GIVEN TASK
Pull out from the material below all lines with "Longwave".

DATA FOR PROCESSING
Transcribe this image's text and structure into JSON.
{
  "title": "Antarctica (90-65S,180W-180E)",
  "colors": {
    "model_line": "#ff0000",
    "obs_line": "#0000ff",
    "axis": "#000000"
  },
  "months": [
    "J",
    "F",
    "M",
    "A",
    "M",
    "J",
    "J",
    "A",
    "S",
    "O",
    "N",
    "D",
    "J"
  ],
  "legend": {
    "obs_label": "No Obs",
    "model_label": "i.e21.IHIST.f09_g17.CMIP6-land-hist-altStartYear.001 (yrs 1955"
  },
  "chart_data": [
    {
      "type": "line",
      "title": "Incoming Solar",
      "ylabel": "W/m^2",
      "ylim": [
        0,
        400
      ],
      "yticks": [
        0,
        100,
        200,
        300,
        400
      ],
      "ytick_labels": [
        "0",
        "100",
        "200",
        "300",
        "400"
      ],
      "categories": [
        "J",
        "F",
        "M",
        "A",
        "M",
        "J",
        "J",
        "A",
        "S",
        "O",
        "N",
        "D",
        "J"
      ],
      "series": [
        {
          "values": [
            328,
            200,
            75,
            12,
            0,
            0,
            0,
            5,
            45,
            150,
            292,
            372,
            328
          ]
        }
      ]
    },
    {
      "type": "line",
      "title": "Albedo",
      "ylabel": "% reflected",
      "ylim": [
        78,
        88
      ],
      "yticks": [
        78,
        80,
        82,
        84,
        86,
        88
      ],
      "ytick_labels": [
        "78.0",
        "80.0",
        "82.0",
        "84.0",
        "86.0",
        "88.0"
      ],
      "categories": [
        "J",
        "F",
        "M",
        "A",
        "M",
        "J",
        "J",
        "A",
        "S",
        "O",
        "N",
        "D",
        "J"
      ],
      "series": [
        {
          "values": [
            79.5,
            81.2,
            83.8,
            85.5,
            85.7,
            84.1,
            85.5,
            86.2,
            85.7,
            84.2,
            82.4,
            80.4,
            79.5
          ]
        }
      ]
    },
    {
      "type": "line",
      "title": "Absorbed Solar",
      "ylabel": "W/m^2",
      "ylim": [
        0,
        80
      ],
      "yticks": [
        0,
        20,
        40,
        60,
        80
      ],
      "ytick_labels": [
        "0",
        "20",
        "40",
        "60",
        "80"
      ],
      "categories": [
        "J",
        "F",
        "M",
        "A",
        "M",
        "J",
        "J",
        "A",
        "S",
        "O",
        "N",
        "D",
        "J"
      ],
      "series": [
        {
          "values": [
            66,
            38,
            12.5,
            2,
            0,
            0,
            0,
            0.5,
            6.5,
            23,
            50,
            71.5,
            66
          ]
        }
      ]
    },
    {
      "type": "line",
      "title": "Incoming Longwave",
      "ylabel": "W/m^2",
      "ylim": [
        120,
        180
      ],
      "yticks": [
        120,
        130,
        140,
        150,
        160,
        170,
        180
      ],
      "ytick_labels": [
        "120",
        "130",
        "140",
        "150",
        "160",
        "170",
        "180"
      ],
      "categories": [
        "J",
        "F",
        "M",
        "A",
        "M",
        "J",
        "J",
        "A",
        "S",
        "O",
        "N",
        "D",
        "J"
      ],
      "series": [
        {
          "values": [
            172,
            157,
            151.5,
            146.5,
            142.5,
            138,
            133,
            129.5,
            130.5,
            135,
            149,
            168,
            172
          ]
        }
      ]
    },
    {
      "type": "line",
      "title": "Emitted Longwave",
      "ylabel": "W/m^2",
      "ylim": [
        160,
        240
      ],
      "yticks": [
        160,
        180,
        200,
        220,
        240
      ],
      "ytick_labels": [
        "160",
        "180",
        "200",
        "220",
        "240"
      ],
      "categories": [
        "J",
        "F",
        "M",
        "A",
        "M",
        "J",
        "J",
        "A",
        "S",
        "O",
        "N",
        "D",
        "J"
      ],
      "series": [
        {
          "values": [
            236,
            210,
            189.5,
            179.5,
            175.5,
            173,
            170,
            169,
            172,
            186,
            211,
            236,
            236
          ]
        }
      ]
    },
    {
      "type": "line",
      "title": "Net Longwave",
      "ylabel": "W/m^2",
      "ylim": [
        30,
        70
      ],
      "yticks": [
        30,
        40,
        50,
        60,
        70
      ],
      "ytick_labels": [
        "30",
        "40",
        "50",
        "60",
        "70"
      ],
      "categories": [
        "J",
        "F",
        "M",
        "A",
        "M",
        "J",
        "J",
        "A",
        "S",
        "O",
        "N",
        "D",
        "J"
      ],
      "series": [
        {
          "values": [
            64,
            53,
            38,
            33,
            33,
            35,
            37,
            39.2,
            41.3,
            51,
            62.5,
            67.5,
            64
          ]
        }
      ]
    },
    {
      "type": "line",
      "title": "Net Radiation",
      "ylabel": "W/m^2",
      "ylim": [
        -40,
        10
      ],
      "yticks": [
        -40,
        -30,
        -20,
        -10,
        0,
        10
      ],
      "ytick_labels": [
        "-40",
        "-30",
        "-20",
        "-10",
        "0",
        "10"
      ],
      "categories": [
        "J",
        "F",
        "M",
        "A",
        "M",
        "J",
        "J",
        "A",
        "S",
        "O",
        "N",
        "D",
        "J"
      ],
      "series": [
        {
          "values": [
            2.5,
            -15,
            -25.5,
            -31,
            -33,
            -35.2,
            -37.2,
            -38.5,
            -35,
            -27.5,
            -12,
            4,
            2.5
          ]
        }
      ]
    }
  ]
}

RESPONSE TO THE TASK
      "title": "Incoming Longwave",
      "title": "Emitted Longwave",
      "title": "Net Longwave",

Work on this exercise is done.